Transcribe each entry below exactly. Pictures do not go in the copy.

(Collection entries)
:::
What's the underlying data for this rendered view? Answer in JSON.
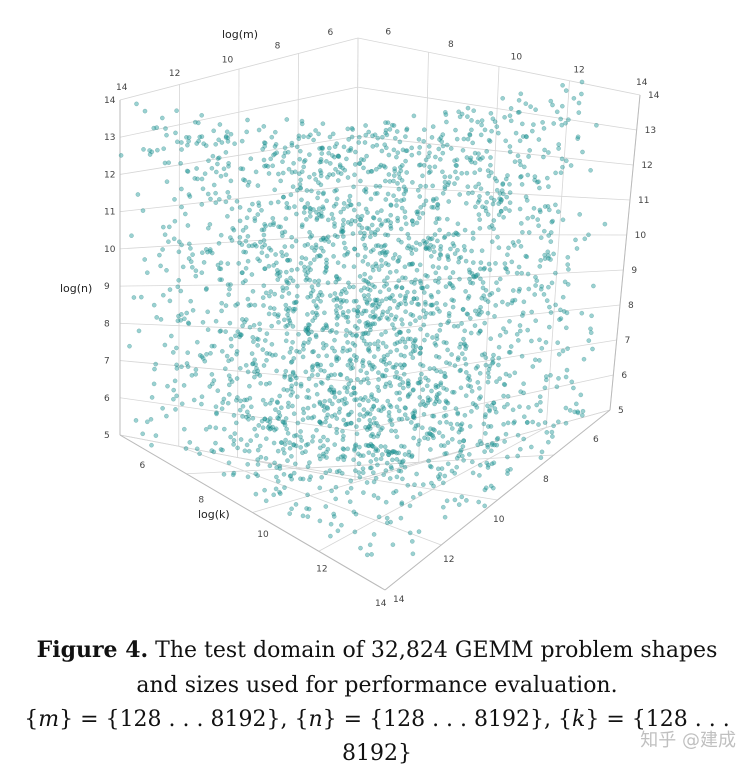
{
  "chart_data": {
    "type": "scatter",
    "subtype": "3d-scatter",
    "x_axis": {
      "label": "log(m)",
      "ticks": [
        6,
        8,
        10,
        12,
        14
      ],
      "range": [
        5,
        14
      ]
    },
    "y_axis": {
      "label": "log(n)",
      "ticks": [
        5,
        6,
        7,
        8,
        9,
        10,
        11,
        12,
        13,
        14
      ],
      "range": [
        5,
        14
      ]
    },
    "z_axis": {
      "label": "log(k)",
      "ticks": [
        6,
        8,
        10,
        12,
        14
      ],
      "range": [
        5,
        14
      ]
    },
    "right_axis_ticks_top": [
      6,
      8,
      10,
      12,
      14
    ],
    "right_axis_ticks_side": [
      5,
      6,
      7,
      8,
      9,
      10,
      11,
      12,
      13,
      14
    ],
    "point_color": "#1f9a99",
    "grid": true
  },
  "caption": {
    "label": "Figure 4.",
    "text": " The test domain of 32,824 GEMM problem shapes",
    "line2": "and sizes used for performance evaluation.",
    "m_var": "m",
    "n_var": "n",
    "k_var": "k",
    "set_range": "128 . . . 8192"
  },
  "watermark": "知乎 @建成"
}
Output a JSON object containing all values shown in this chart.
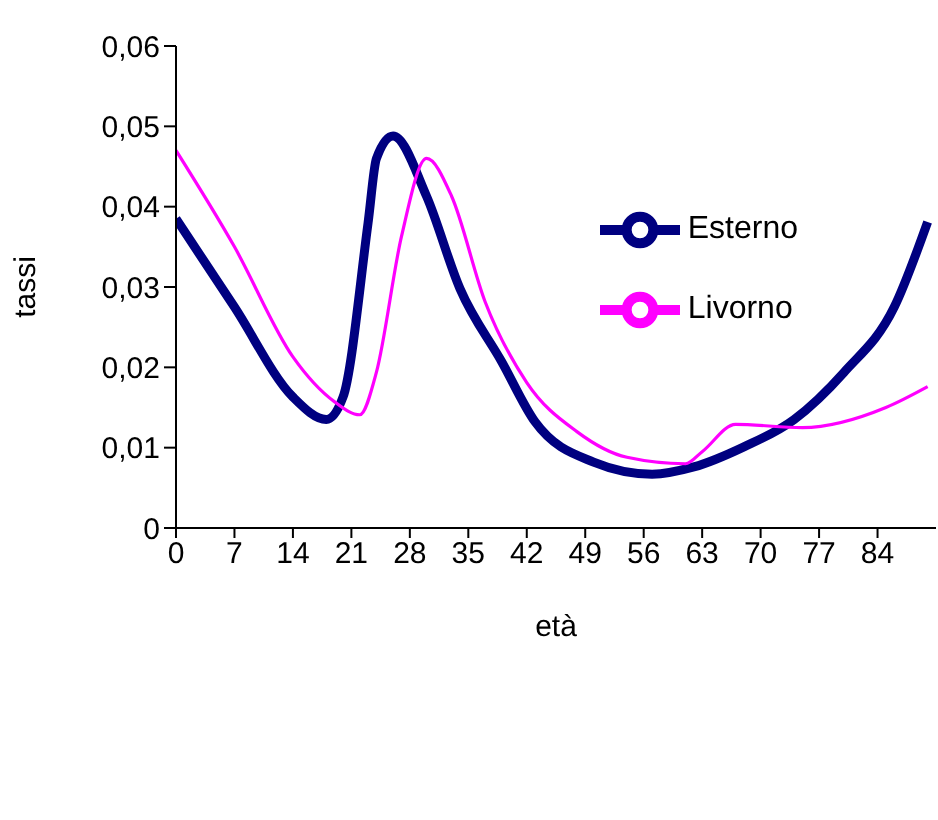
{
  "chart_data": {
    "type": "line",
    "xlabel": "età",
    "ylabel": "tassi",
    "xlim": [
      0,
      91
    ],
    "xticks": [
      0,
      7,
      14,
      21,
      28,
      35,
      42,
      49,
      56,
      63,
      70,
      77,
      84
    ],
    "ylim": [
      0,
      0.06
    ],
    "yticks": [
      0,
      {
        "value": 0.01,
        "label": "0,01"
      },
      {
        "value": 0.02,
        "label": "0,02"
      },
      {
        "value": 0.03,
        "label": "0,03"
      },
      {
        "value": 0.04,
        "label": "0,04"
      },
      {
        "value": 0.05,
        "label": "0,05"
      },
      {
        "value": 0.06,
        "label": "0,06"
      }
    ],
    "grid": false,
    "legend": "top right",
    "marker": "none",
    "series": [
      {
        "name": "Esterno",
        "color": "#000080",
        "x": [
          0,
          7,
          14,
          18,
          20,
          23,
          24,
          26,
          30,
          34,
          39,
          43,
          50,
          57,
          62,
          68,
          74,
          80,
          86,
          90
        ],
        "values": [
          0.0385,
          0.0275,
          0.0163,
          0.0135,
          0.0163,
          0.038,
          0.046,
          0.0488,
          0.0413,
          0.0298,
          0.0207,
          0.0132,
          0.0082,
          0.0067,
          0.0076,
          0.0101,
          0.0135,
          0.0194,
          0.0275,
          0.0381
        ]
      },
      {
        "name": "Livorno",
        "color": "#ff00ff",
        "x": [
          0,
          7,
          14,
          19,
          22,
          24,
          27,
          30,
          33,
          37,
          42,
          48,
          54,
          61,
          63,
          67,
          75,
          85,
          90
        ],
        "values": [
          0.047,
          0.035,
          0.0213,
          0.0157,
          0.0141,
          0.0194,
          0.0363,
          0.046,
          0.0413,
          0.0282,
          0.0181,
          0.012,
          0.0088,
          0.008,
          0.0095,
          0.0129,
          0.0125,
          0.015,
          0.0176
        ]
      }
    ]
  }
}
:::
* **OUTPUT OF THE EXERCISE**:
What's the underlying data for this rendered view? Answer in JSON.
{
  "chart_data": {
    "type": "scatter",
    "subtype": "3d-scatter",
    "x_axis": {
      "label": "log(m)",
      "ticks": [
        6,
        8,
        10,
        12,
        14
      ],
      "range": [
        5,
        14
      ]
    },
    "y_axis": {
      "label": "log(n)",
      "ticks": [
        5,
        6,
        7,
        8,
        9,
        10,
        11,
        12,
        13,
        14
      ],
      "range": [
        5,
        14
      ]
    },
    "z_axis": {
      "label": "log(k)",
      "ticks": [
        6,
        8,
        10,
        12,
        14
      ],
      "range": [
        5,
        14
      ]
    },
    "right_axis_ticks_top": [
      6,
      8,
      10,
      12,
      14
    ],
    "right_axis_ticks_side": [
      5,
      6,
      7,
      8,
      9,
      10,
      11,
      12,
      13,
      14
    ],
    "point_color": "#1f9a99",
    "grid": true
  },
  "caption": {
    "label": "Figure 4.",
    "text": " The test domain of 32,824 GEMM problem shapes",
    "line2": "and sizes used for performance evaluation.",
    "m_var": "m",
    "n_var": "n",
    "k_var": "k",
    "set_range": "128 . . . 8192"
  },
  "watermark": "知乎 @建成"
}
Output a JSON object containing all values shown in this chart.
{
  "chart_data": {
    "type": "line",
    "xlabel": "età",
    "ylabel": "tassi",
    "xlim": [
      0,
      91
    ],
    "xticks": [
      0,
      7,
      14,
      21,
      28,
      35,
      42,
      49,
      56,
      63,
      70,
      77,
      84
    ],
    "ylim": [
      0,
      0.06
    ],
    "yticks": [
      0,
      {
        "value": 0.01,
        "label": "0,01"
      },
      {
        "value": 0.02,
        "label": "0,02"
      },
      {
        "value": 0.03,
        "label": "0,03"
      },
      {
        "value": 0.04,
        "label": "0,04"
      },
      {
        "value": 0.05,
        "label": "0,05"
      },
      {
        "value": 0.06,
        "label": "0,06"
      }
    ],
    "grid": false,
    "legend": "top right",
    "marker": "none",
    "series": [
      {
        "name": "Esterno",
        "color": "#000080",
        "x": [
          0,
          7,
          14,
          18,
          20,
          23,
          24,
          26,
          30,
          34,
          39,
          43,
          50,
          57,
          62,
          68,
          74,
          80,
          86,
          90
        ],
        "values": [
          0.0385,
          0.0275,
          0.0163,
          0.0135,
          0.0163,
          0.038,
          0.046,
          0.0488,
          0.0413,
          0.0298,
          0.0207,
          0.0132,
          0.0082,
          0.0067,
          0.0076,
          0.0101,
          0.0135,
          0.0194,
          0.0275,
          0.0381
        ]
      },
      {
        "name": "Livorno",
        "color": "#ff00ff",
        "x": [
          0,
          7,
          14,
          19,
          22,
          24,
          27,
          30,
          33,
          37,
          42,
          48,
          54,
          61,
          63,
          67,
          75,
          85,
          90
        ],
        "values": [
          0.047,
          0.035,
          0.0213,
          0.0157,
          0.0141,
          0.0194,
          0.0363,
          0.046,
          0.0413,
          0.0282,
          0.0181,
          0.012,
          0.0088,
          0.008,
          0.0095,
          0.0129,
          0.0125,
          0.015,
          0.0176
        ]
      }
    ]
  }
}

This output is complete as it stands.